[GOAL] Gather the lines from the material that contain "labels".

Raw records
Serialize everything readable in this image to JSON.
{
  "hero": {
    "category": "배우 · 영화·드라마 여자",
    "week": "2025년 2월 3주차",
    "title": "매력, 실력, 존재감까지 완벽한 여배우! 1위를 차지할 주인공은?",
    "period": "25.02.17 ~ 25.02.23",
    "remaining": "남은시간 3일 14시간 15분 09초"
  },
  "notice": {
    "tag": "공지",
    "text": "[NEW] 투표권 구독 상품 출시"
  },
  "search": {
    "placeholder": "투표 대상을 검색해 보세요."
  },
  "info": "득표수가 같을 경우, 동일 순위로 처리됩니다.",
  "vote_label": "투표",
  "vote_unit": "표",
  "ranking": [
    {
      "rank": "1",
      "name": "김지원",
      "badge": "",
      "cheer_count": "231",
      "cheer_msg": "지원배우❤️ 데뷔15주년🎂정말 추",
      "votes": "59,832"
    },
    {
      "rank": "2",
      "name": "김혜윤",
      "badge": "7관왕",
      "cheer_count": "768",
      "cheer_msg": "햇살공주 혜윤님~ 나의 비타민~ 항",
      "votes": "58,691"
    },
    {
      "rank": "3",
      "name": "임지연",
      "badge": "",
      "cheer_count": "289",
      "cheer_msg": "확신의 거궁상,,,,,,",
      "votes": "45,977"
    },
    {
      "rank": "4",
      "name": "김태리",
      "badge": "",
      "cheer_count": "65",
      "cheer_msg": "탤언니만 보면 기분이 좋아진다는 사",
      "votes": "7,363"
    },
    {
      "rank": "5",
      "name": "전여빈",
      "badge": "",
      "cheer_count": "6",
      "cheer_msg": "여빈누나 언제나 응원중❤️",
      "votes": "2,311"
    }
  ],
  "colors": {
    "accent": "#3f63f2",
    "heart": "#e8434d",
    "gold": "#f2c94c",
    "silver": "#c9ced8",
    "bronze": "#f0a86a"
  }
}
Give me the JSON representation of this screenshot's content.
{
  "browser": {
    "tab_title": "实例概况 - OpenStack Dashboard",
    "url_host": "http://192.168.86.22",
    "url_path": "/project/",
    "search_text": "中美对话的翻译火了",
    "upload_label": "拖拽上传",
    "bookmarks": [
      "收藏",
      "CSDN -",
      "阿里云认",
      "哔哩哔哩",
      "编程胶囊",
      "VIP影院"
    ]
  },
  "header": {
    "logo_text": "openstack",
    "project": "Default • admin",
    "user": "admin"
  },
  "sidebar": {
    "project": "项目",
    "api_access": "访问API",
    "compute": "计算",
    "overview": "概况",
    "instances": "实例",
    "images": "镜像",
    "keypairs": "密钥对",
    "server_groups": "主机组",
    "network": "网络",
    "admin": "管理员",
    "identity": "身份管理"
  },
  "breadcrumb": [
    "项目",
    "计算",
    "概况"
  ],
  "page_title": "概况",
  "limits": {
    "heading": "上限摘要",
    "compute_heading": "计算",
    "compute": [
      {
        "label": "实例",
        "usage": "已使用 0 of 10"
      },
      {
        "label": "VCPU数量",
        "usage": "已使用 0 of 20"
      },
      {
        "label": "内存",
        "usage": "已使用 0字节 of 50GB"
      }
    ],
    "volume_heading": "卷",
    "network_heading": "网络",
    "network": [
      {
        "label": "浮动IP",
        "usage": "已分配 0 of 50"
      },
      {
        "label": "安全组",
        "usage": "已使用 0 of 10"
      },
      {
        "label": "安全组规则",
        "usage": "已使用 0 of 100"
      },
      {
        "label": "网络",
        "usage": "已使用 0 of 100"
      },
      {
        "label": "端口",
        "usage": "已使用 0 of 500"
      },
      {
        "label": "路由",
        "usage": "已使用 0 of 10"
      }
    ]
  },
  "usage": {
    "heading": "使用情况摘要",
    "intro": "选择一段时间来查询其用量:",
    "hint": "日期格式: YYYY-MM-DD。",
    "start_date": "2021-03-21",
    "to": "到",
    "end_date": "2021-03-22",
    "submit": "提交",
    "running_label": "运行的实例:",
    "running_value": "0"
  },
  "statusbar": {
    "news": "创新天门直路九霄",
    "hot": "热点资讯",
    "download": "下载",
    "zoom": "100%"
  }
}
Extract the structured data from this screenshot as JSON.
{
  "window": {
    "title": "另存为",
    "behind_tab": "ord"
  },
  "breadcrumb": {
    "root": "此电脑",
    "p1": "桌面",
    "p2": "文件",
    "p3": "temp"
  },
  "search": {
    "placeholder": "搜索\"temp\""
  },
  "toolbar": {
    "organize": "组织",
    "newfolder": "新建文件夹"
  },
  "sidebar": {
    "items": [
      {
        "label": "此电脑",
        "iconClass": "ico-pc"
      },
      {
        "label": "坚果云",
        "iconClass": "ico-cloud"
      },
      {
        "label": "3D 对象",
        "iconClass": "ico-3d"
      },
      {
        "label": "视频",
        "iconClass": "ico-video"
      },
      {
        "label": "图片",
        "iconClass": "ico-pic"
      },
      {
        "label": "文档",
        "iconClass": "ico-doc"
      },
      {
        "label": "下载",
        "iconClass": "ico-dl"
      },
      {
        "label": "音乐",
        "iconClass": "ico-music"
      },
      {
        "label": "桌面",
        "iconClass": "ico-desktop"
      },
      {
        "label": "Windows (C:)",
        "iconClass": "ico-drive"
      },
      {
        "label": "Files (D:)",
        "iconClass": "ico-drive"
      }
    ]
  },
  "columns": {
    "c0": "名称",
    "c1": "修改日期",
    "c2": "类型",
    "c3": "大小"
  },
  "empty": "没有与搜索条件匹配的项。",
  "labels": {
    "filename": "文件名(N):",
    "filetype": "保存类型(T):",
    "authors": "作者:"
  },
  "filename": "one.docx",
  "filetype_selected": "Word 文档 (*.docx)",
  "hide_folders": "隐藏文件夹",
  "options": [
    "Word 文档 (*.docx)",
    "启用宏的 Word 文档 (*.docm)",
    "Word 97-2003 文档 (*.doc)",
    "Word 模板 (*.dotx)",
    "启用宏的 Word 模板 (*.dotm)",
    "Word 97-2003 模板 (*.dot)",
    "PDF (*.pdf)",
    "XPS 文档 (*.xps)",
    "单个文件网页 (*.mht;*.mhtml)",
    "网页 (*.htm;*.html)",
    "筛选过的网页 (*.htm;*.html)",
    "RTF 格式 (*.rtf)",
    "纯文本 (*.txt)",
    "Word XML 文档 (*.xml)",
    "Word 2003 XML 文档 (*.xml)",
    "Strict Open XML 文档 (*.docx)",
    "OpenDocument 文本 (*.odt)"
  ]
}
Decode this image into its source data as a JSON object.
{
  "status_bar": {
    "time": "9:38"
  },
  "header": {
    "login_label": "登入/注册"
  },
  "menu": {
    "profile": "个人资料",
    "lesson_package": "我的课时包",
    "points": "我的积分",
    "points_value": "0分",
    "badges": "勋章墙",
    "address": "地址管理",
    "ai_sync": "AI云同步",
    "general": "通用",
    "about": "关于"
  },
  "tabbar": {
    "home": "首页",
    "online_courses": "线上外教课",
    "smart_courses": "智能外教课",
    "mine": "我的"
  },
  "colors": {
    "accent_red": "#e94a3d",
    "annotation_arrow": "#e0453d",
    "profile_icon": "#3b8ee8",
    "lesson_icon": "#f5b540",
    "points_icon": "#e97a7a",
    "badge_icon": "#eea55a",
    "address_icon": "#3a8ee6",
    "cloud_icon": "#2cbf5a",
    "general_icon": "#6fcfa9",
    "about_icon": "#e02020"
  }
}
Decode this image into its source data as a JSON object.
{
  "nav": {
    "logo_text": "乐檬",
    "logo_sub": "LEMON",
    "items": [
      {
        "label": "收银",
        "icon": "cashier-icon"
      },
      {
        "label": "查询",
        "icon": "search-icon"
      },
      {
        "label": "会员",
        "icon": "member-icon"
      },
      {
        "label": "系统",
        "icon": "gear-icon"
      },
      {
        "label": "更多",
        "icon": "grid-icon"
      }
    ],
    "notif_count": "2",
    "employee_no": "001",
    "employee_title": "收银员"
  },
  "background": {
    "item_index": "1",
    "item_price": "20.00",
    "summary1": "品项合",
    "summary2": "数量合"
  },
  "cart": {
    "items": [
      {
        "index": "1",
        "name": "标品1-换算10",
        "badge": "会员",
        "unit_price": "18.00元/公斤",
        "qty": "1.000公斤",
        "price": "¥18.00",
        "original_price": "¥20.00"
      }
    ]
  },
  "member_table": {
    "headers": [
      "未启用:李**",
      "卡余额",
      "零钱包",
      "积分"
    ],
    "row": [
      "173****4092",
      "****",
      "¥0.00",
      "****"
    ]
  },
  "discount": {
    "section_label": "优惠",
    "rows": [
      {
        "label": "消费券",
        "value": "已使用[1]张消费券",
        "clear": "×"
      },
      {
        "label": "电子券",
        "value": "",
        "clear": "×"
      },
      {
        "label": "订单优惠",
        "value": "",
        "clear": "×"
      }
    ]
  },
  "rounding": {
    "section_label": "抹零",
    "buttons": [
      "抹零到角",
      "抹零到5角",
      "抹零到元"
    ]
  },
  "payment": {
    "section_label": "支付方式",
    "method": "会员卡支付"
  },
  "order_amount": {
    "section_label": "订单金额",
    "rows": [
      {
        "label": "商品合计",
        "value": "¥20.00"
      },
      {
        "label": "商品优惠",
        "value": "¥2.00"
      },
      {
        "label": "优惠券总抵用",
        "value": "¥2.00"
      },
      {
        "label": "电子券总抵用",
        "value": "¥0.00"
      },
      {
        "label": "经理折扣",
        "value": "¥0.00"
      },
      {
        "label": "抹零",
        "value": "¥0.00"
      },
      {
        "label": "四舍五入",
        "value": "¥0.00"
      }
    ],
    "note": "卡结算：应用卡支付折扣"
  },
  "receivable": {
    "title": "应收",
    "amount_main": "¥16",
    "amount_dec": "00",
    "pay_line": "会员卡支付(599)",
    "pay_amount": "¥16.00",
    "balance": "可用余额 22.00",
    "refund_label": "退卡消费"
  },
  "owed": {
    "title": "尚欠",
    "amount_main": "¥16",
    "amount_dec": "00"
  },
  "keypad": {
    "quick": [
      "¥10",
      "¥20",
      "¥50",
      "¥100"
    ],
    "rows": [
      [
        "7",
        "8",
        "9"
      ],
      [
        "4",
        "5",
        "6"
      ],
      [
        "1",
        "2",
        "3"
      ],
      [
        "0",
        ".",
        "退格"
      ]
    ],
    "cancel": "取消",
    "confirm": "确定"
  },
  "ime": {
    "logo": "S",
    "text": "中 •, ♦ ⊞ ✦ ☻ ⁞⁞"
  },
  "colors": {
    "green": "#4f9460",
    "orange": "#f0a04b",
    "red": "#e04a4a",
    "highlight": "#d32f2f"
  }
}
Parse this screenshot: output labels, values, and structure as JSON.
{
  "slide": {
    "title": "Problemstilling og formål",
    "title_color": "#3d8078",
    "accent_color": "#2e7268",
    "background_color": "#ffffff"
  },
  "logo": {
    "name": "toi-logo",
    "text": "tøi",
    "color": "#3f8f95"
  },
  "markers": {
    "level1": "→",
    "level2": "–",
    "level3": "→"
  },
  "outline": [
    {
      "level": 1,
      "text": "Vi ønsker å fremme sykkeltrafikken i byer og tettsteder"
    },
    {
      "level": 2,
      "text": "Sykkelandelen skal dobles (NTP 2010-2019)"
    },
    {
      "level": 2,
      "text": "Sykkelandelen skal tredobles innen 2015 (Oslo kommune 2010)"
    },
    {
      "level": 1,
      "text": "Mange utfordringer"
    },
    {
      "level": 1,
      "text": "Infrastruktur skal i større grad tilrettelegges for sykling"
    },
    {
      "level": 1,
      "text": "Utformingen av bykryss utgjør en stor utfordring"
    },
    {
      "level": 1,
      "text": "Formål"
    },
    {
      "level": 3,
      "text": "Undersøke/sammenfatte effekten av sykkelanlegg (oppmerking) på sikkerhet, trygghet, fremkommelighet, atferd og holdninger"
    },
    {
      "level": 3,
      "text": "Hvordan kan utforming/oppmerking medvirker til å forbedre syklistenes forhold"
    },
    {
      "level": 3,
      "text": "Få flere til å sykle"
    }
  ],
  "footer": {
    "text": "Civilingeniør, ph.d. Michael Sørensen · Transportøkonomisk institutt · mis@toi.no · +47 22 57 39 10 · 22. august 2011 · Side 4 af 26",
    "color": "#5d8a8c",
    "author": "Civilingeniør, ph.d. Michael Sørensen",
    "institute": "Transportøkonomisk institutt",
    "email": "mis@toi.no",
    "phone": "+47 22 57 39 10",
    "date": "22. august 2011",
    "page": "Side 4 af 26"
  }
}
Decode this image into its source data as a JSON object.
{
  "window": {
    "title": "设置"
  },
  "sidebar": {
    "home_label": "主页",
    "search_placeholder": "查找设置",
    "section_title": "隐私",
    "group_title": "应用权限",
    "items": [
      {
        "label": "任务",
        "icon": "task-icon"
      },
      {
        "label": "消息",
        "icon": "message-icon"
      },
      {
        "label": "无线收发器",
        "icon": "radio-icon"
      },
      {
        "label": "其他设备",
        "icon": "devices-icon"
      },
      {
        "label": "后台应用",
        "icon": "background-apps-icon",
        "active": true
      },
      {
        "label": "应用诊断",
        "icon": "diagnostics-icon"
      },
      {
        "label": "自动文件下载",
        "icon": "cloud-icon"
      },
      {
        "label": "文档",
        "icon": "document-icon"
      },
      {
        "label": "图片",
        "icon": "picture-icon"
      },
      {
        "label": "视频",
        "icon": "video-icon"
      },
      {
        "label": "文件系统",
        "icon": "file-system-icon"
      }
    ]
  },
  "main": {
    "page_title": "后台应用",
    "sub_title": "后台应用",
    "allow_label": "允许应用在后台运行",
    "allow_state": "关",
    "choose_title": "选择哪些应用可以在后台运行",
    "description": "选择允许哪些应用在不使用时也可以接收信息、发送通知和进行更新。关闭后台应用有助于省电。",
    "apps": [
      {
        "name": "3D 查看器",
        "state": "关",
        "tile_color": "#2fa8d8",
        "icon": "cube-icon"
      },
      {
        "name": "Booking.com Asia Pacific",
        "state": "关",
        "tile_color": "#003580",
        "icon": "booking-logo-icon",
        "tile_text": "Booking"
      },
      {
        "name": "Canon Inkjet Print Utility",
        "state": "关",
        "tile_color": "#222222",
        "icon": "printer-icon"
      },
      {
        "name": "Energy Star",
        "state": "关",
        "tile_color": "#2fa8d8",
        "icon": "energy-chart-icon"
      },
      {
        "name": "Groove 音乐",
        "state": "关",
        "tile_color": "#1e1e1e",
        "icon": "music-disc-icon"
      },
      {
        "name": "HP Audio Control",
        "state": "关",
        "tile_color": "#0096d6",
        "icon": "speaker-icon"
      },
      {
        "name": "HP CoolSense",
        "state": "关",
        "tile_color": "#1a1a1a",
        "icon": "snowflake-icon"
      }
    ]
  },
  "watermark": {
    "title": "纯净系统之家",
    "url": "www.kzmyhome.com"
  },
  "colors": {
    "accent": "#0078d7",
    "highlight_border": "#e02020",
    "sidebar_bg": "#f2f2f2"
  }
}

[RESPONSE]
  "labels": {
Parse this screenshot: output labels, values, and structure as JSON.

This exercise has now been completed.